[Set problem]: The data must be returned in full and exactly as given.

Stored records:
_ _ _ _ _ _ _

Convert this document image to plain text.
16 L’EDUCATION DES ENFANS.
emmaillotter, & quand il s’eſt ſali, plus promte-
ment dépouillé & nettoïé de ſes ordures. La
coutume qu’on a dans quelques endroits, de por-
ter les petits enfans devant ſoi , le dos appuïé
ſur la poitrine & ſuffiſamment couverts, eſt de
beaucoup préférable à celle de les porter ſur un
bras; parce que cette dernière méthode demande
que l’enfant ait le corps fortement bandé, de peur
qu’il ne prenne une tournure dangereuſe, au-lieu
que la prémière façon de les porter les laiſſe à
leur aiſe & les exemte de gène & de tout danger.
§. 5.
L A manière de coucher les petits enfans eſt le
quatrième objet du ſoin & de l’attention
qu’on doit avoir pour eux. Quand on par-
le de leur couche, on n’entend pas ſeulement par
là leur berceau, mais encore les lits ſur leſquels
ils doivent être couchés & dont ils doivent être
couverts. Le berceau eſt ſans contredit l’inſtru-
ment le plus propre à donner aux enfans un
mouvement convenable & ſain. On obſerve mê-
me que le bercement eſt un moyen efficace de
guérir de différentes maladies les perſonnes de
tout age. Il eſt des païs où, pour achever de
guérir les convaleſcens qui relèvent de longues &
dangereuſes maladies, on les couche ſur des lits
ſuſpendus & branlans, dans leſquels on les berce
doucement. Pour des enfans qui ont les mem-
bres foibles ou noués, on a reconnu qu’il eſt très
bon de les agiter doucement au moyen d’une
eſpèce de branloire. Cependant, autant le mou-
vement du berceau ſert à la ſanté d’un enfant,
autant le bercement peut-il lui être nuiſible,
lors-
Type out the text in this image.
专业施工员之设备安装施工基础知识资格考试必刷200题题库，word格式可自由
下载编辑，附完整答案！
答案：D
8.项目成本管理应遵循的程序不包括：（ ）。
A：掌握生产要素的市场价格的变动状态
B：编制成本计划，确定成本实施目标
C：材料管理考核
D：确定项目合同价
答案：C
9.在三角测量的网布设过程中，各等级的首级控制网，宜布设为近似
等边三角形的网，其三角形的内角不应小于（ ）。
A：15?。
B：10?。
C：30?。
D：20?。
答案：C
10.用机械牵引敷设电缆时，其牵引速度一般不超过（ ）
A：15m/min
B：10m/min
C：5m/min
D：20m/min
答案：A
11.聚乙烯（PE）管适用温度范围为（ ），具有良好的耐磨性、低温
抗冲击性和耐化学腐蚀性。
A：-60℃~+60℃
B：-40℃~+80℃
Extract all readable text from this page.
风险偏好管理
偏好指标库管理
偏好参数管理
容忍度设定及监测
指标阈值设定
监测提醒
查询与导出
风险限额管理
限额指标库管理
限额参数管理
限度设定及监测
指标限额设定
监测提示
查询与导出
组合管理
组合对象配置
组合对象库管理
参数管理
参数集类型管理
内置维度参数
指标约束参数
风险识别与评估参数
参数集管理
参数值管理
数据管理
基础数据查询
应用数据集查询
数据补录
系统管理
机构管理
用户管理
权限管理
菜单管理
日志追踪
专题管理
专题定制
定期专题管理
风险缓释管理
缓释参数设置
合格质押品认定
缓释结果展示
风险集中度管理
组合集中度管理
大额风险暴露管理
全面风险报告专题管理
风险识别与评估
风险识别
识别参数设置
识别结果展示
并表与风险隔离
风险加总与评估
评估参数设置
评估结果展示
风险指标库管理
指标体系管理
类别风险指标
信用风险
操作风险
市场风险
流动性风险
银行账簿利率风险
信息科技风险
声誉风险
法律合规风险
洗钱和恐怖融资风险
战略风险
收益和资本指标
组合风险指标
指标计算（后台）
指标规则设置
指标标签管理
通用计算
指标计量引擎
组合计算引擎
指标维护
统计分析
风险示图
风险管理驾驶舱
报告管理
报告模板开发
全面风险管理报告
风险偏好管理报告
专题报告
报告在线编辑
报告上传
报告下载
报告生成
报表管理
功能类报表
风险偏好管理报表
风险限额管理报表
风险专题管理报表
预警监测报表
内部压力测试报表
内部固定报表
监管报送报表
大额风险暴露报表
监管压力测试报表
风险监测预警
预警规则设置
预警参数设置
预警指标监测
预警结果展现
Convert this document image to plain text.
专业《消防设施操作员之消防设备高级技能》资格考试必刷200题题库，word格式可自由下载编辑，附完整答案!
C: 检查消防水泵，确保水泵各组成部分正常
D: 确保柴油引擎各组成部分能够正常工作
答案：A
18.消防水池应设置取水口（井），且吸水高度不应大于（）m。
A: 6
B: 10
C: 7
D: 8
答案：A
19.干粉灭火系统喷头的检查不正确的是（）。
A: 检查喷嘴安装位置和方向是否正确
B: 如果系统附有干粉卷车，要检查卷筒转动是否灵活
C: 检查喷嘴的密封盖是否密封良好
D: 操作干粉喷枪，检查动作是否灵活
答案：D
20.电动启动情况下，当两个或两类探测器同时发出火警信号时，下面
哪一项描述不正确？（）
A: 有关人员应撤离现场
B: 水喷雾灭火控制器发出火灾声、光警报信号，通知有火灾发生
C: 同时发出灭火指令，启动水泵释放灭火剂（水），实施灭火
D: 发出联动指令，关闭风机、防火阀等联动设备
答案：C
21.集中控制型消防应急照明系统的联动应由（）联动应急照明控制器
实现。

_ _ _ _ _ _ _

[Written answer]:
Convert this document image to plain text.
16 L’EDUCATION DES ENFANS.
emmaillotter, & quand il s’eſt ſali, plus promte-
ment dépouillé & nettoïé de ſes ordures. La
coutume qu’on a dans quelques endroits, de por-
ter les petits enfans devant ſoi , le dos appuïé
ſur la poitrine & ſuffiſamment couverts, eſt de
beaucoup préférable à celle de les porter ſur un
bras; parce que cette dernière méthode demande
que l’enfant ait le corps fortement bandé, de peur
qu’il ne prenne une tournure dangereuſe, au-lieu
que la prémière façon de les porter les laiſſe à
leur aiſe & les exemte de gène & de tout danger.
§. 5.
L A manière de coucher les petits enfans eſt le
quatrième objet du ſoin & de l’attention
qu’on doit avoir pour eux. Quand on par-
le de leur couche, on n’entend pas ſeulement par
là leur berceau, mais encore les lits ſur leſquels
ils doivent être couchés & dont ils doivent être
couverts. Le berceau eſt ſans contredit l’inſtru-
ment le plus propre à donner aux enfans un
mouvement convenable & ſain. On obſerve mê-
me que le bercement eſt un moyen efficace de
guérir de différentes maladies les perſonnes de
tout age. Il eſt des païs où, pour achever de
guérir les convaleſcens qui relèvent de longues &
dangereuſes maladies, on les couche ſur des lits
ſuſpendus & branlans, dans leſquels on les berce
doucement. Pour des enfans qui ont les mem-
bres foibles ou noués, on a reconnu qu’il eſt très
bon de les agiter doucement au moyen d’une
eſpèce de branloire. Cependant, autant le mou-
vement du berceau ſert à la ſanté d’un enfant,
autant le bercement peut-il lui être nuiſible,
lors-
Type out the text in this image.
专业施工员之设备安装施工基础知识资格考试必刷200题题库，word格式可自由
下载编辑，附完整答案！
答案：D
8.项目成本管理应遵循的程序不包括：（ ）。
A：掌握生产要素的市场价格的变动状态
B：编制成本计划，确定成本实施目标
C：材料管理考核
D：确定项目合同价
答案：C
9.在三角测量的网布设过程中，各等级的首级控制网，宜布设为近似
等边三角形的网，其三角形的内角不应小于（ ）。
A：15?。
B：10?。
C：30?。
D：20?。
答案：C
10.用机械牵引敷设电缆时，其牵引速度一般不超过（ ）
A：15m/min
B：10m/min
C：5m/min
D：20m/min
答案：A
11.聚乙烯（PE）管适用温度范围为（ ），具有良好的耐磨性、低温
抗冲击性和耐化学腐蚀性。
A：-60℃~+60℃
B：-40℃~+80℃
Extract all readable text from this page.
风险偏好管理
偏好指标库管理
偏好参数管理
容忍度设定及监测
指标阈值设定
监测提醒
查询与导出
风险限额管理
限额指标库管理
限额参数管理
限度设定及监测
指标限额设定
监测提示
查询与导出
组合管理
组合对象配置
组合对象库管理
参数管理
参数集类型管理
内置维度参数
指标约束参数
风险识别与评估参数
参数集管理
参数值管理
数据管理
基础数据查询
应用数据集查询
数据补录
系统管理
机构管理
用户管理
权限管理
菜单管理
日志追踪
专题管理
专题定制
定期专题管理
风险缓释管理
缓释参数设置
合格质押品认定
缓释结果展示
风险集中度管理
组合集中度管理
大额风险暴露管理
全面风险报告专题管理
风险识别与评估
风险识别
识别参数设置
识别结果展示
并表与风险隔离
风险加总与评估
评估参数设置
评估结果展示
风险指标库管理
指标体系管理
类别风险指标
信用风险
操作风险
市场风险
流动性风险
银行账簿利率风险
信息科技风险
声誉风险
法律合规风险
洗钱和恐怖融资风险
战略风险
收益和资本指标
组合风险指标
指标计算（后台）
指标规则设置
指标标签管理
通用计算
指标计量引擎
组合计算引擎
指标维护
统计分析
风险示图
风险管理驾驶舱
报告管理
报告模板开发
全面风险管理报告
风险偏好管理报告
专题报告
报告在线编辑
报告上传
报告下载
报告生成
报表管理
功能类报表
风险偏好管理报表
风险限额管理报表
风险专题管理报表
预警监测报表
内部压力测试报表
内部固定报表
监管报送报表
大额风险暴露报表
监管压力测试报表
风险监测预警
预警规则设置
预警参数设置
预警指标监测
预警结果展现
Convert this document image to plain text.
专业《消防设施操作员之消防设备高级技能》资格考试必刷200题题库，word格式可自由下载编辑，附完整答案!
C: 检查消防水泵，确保水泵各组成部分正常
D: 确保柴油引擎各组成部分能够正常工作
答案：A
18.消防水池应设置取水口（井），且吸水高度不应大于（）m。
A: 6
B: 10
C: 7
D: 8
答案：A
19.干粉灭火系统喷头的检查不正确的是（）。
A: 检查喷嘴安装位置和方向是否正确
B: 如果系统附有干粉卷车，要检查卷筒转动是否灵活
C: 检查喷嘴的密封盖是否密封良好
D: 操作干粉喷枪，检查动作是否灵活
答案：D
20.电动启动情况下，当两个或两类探测器同时发出火警信号时，下面
哪一项描述不正确？（）
A: 有关人员应撤离现场
B: 水喷雾灭火控制器发出火灾声、光警报信号，通知有火灾发生
C: 同时发出灭火指令，启动水泵释放灭火剂（水），实施灭火
D: 发出联动指令，关闭风机、防火阀等联动设备
答案：C
21.集中控制型消防应急照明系统的联动应由（）联动应急照明控制器
实现。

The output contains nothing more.